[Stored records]
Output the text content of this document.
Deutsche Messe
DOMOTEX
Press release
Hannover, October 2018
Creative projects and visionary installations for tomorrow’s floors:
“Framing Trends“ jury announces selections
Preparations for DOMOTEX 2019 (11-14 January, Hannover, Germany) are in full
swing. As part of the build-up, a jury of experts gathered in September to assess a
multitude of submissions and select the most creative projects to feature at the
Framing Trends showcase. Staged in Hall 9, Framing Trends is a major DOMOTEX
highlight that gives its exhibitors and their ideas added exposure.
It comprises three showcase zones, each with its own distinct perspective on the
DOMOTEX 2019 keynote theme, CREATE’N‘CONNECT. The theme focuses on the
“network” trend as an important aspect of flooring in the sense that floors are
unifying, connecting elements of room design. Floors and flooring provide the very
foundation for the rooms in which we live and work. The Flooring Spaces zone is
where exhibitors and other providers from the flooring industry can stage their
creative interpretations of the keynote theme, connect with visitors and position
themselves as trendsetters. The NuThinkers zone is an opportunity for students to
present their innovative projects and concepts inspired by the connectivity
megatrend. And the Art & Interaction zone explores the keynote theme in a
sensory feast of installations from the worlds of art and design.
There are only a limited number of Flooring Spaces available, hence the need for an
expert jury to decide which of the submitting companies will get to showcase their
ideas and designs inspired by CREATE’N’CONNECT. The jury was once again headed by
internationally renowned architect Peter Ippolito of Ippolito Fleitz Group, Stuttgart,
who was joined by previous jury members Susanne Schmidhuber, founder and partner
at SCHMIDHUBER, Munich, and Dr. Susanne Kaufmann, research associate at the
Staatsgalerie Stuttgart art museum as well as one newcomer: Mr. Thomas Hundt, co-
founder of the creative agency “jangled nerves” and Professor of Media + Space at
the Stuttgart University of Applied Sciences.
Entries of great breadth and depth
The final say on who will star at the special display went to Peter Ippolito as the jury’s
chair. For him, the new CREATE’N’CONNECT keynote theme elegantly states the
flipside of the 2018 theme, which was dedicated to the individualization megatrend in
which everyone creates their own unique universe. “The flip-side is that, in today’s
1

• **EXERCISE OBJECTIVE**: On how many lines does the word "that" appear? Answer with only the number.

• **WORKED ANSWER**: 3